Data excerpts =
# # # # #

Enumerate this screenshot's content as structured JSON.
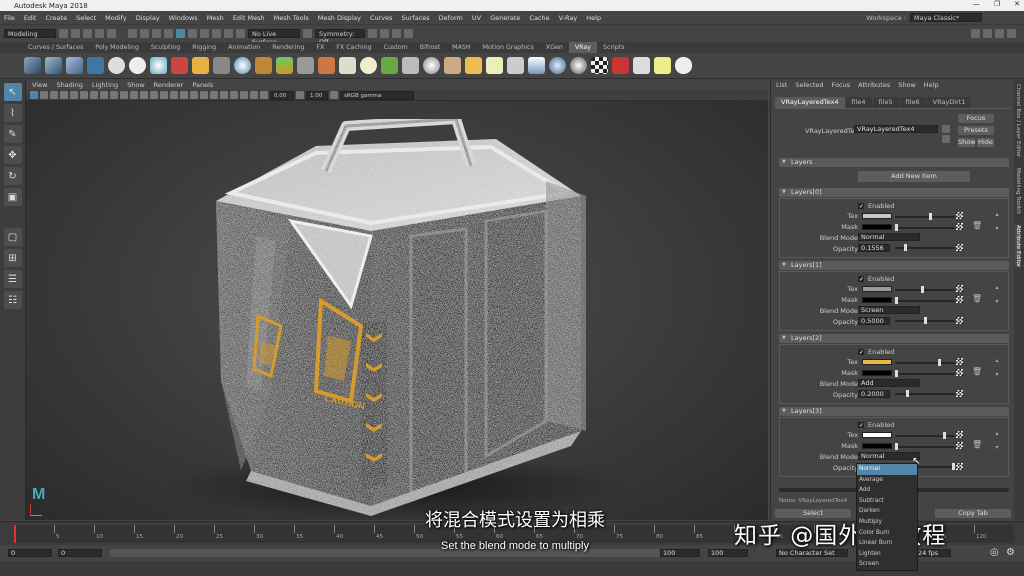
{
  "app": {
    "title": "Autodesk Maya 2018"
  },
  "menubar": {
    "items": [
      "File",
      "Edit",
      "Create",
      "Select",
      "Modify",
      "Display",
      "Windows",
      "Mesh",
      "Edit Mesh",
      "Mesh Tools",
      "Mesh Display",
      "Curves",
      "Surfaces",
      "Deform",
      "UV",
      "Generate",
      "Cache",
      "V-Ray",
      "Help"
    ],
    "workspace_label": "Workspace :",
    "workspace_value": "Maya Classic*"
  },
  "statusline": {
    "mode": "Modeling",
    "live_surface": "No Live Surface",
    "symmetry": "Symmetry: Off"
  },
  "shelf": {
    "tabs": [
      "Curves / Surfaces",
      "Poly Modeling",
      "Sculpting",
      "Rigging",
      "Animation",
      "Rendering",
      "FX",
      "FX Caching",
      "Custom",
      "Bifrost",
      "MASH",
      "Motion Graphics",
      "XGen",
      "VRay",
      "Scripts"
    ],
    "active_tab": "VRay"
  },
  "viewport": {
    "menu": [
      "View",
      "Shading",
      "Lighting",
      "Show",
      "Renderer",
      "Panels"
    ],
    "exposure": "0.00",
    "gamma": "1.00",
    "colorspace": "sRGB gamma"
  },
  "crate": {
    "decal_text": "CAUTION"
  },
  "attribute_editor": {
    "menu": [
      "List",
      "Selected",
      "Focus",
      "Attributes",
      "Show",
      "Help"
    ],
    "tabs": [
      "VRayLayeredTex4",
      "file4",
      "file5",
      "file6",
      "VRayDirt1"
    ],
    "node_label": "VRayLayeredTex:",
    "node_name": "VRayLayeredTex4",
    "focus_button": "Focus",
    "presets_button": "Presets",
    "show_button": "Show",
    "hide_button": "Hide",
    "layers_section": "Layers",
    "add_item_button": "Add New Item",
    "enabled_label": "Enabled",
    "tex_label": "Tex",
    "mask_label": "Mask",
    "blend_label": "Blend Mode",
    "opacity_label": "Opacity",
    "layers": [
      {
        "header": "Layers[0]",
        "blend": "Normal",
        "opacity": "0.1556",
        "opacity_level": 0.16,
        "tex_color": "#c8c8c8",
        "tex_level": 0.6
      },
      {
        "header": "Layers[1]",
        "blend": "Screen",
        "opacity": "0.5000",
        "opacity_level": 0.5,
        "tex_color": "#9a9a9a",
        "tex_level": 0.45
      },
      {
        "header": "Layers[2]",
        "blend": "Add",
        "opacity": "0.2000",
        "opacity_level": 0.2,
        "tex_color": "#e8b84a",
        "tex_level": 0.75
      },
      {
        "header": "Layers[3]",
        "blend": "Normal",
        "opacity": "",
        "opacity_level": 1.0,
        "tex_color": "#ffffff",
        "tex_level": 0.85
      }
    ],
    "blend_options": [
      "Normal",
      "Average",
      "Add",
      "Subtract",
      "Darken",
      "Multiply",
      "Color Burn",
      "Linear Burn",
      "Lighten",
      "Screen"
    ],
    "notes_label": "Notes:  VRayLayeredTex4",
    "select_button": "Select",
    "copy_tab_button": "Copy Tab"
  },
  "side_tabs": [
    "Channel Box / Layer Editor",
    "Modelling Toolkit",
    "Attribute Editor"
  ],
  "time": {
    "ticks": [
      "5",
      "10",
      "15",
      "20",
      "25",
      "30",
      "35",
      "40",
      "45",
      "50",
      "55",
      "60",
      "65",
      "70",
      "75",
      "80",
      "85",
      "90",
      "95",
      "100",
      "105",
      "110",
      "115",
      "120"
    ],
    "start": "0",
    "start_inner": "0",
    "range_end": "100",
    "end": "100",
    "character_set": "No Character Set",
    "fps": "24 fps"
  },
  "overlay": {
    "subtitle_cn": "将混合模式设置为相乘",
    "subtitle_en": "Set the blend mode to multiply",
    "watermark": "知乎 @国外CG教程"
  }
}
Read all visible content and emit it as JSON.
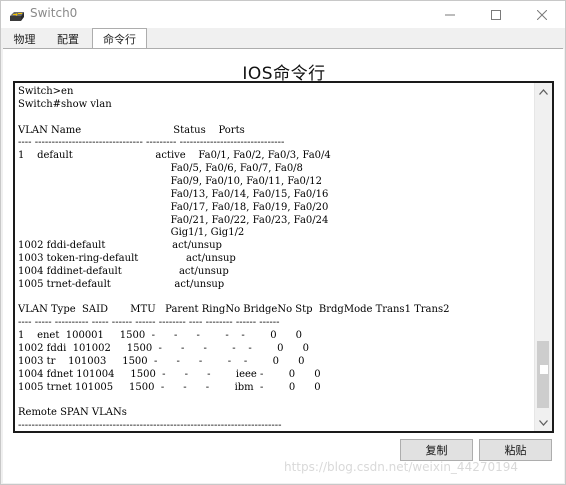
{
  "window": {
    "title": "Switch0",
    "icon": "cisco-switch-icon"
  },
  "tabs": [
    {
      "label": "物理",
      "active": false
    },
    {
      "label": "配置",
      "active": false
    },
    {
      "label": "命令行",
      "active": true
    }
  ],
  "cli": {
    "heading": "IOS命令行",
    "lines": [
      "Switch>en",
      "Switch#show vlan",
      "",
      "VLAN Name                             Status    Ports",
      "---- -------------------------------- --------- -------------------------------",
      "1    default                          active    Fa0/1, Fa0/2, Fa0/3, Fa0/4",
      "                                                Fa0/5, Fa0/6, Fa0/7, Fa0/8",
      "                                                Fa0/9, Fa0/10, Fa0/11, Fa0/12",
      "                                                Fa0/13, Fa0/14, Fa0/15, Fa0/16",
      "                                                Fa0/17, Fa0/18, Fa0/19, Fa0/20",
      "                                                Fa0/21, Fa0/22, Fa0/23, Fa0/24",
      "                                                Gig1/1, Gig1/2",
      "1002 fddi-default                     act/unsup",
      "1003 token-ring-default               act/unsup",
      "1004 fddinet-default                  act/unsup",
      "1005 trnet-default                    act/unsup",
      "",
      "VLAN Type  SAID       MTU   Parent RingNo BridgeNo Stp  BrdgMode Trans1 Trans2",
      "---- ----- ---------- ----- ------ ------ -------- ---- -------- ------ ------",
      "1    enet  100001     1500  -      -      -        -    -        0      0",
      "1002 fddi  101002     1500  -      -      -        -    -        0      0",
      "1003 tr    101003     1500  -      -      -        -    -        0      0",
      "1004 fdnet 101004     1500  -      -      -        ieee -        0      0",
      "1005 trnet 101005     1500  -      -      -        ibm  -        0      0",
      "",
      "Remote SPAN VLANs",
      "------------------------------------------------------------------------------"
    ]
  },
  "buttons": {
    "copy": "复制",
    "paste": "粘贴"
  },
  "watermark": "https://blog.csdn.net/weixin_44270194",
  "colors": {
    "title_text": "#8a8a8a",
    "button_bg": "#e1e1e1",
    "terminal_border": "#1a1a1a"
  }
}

# # # # #

Task goal = In your copy, leave out the pictures and reproduce the material above exactly.

Answer to the exercise =
Enumerate this screenshot's content as structured JSON.
{
  "app": {
    "title": "Autodesk Maya 2018"
  },
  "menubar": {
    "items": [
      "File",
      "Edit",
      "Create",
      "Select",
      "Modify",
      "Display",
      "Windows",
      "Mesh",
      "Edit Mesh",
      "Mesh Tools",
      "Mesh Display",
      "Curves",
      "Surfaces",
      "Deform",
      "UV",
      "Generate",
      "Cache",
      "V-Ray",
      "Help"
    ],
    "workspace_label": "Workspace :",
    "workspace_value": "Maya Classic*"
  },
  "statusline": {
    "mode": "Modeling",
    "live_surface": "No Live Surface",
    "symmetry": "Symmetry: Off"
  },
  "shelf": {
    "tabs": [
      "Curves / Surfaces",
      "Poly Modeling",
      "Sculpting",
      "Rigging",
      "Animation",
      "Rendering",
      "FX",
      "FX Caching",
      "Custom",
      "Bifrost",
      "MASH",
      "Motion Graphics",
      "XGen",
      "VRay",
      "Scripts"
    ],
    "active_tab": "VRay"
  },
  "viewport": {
    "menu": [
      "View",
      "Shading",
      "Lighting",
      "Show",
      "Renderer",
      "Panels"
    ],
    "exposure": "0.00",
    "gamma": "1.00",
    "colorspace": "sRGB gamma"
  },
  "crate": {
    "decal_text": "CAUTION"
  },
  "attribute_editor": {
    "menu": [
      "List",
      "Selected",
      "Focus",
      "Attributes",
      "Show",
      "Help"
    ],
    "tabs": [
      "VRayLayeredTex4",
      "file4",
      "file5",
      "file6",
      "VRayDirt1"
    ],
    "node_label": "VRayLayeredTex:",
    "node_name": "VRayLayeredTex4",
    "focus_button": "Focus",
    "presets_button": "Presets",
    "show_button": "Show",
    "hide_button": "Hide",
    "layers_section": "Layers",
    "add_item_button": "Add New Item",
    "enabled_label": "Enabled",
    "tex_label": "Tex",
    "mask_label": "Mask",
    "blend_label": "Blend Mode",
    "opacity_label": "Opacity",
    "layers": [
      {
        "header": "Layers[0]",
        "blend": "Normal",
        "opacity": "0.1556",
        "opacity_level": 0.16,
        "tex_color": "#c8c8c8",
        "tex_level": 0.6
      },
      {
        "header": "Layers[1]",
        "blend": "Screen",
        "opacity": "0.5000",
        "opacity_level": 0.5,
        "tex_color": "#9a9a9a",
        "tex_level": 0.45
      },
      {
        "header": "Layers[2]",
        "blend": "Add",
        "opacity": "0.2000",
        "opacity_level": 0.2,
        "tex_color": "#e8b84a",
        "tex_level": 0.75
      },
      {
        "header": "Layers[3]",
        "blend": "Normal",
        "opacity": "",
        "opacity_level": 1.0,
        "tex_color": "#ffffff",
        "tex_level": 0.85
      }
    ],
    "blend_options": [
      "Normal",
      "Average",
      "Add",
      "Subtract",
      "Darken",
      "Multiply",
      "Color Burn",
      "Linear Burn",
      "Lighten",
      "Screen"
    ],
    "notes_label": "Notes:  VRayLayeredTex4",
    "select_button": "Select",
    "copy_tab_button": "Copy Tab"
  },
  "side_tabs": [
    "Channel Box / Layer Editor",
    "Modelling Toolkit",
    "Attribute Editor"
  ],
  "time": {
    "ticks": [
      "5",
      "10",
      "15",
      "20",
      "25",
      "30",
      "35",
      "40",
      "45",
      "50",
      "55",
      "60",
      "65",
      "70",
      "75",
      "80",
      "85",
      "90",
      "95",
      "100",
      "105",
      "110",
      "115",
      "120"
    ],
    "start": "0",
    "start_inner": "0",
    "range_end": "100",
    "end": "100",
    "character_set": "No Character Set",
    "fps": "24 fps"
  },
  "overlay": {
    "subtitle_cn": "将混合模式设置为相乘",
    "subtitle_en": "Set the blend mode to multiply",
    "watermark": "知乎 @国外CG教程"
  }
}
Read all visible content and emit it as JSON.
{
  "window": {
    "title": "Switch0",
    "icon": "cisco-switch-icon"
  },
  "tabs": [
    {
      "label": "物理",
      "active": false
    },
    {
      "label": "配置",
      "active": false
    },
    {
      "label": "命令行",
      "active": true
    }
  ],
  "cli": {
    "heading": "IOS命令行",
    "lines": [
      "Switch>en",
      "Switch#show vlan",
      "",
      "VLAN Name                             Status    Ports",
      "---- -------------------------------- --------- -------------------------------",
      "1    default                          active    Fa0/1, Fa0/2, Fa0/3, Fa0/4",
      "                                                Fa0/5, Fa0/6, Fa0/7, Fa0/8",
      "                                                Fa0/9, Fa0/10, Fa0/11, Fa0/12",
      "                                                Fa0/13, Fa0/14, Fa0/15, Fa0/16",
      "                                                Fa0/17, Fa0/18, Fa0/19, Fa0/20",
      "                                                Fa0/21, Fa0/22, Fa0/23, Fa0/24",
      "                                                Gig1/1, Gig1/2",
      "1002 fddi-default                     act/unsup",
      "1003 token-ring-default               act/unsup",
      "1004 fddinet-default                  act/unsup",
      "1005 trnet-default                    act/unsup",
      "",
      "VLAN Type  SAID       MTU   Parent RingNo BridgeNo Stp  BrdgMode Trans1 Trans2",
      "---- ----- ---------- ----- ------ ------ -------- ---- -------- ------ ------",
      "1    enet  100001     1500  -      -      -        -    -        0      0",
      "1002 fddi  101002     1500  -      -      -        -    -        0      0",
      "1003 tr    101003     1500  -      -      -        -    -        0      0",
      "1004 fdnet 101004     1500  -      -      -        ieee -        0      0",
      "1005 trnet 101005     1500  -      -      -        ibm  -        0      0",
      "",
      "Remote SPAN VLANs",
      "------------------------------------------------------------------------------"
    ]
  },
  "buttons": {
    "copy": "复制",
    "paste": "粘贴"
  },
  "watermark": "https://blog.csdn.net/weixin_44270194",
  "colors": {
    "title_text": "#8a8a8a",
    "button_bg": "#e1e1e1",
    "terminal_border": "#1a1a1a"
  }
}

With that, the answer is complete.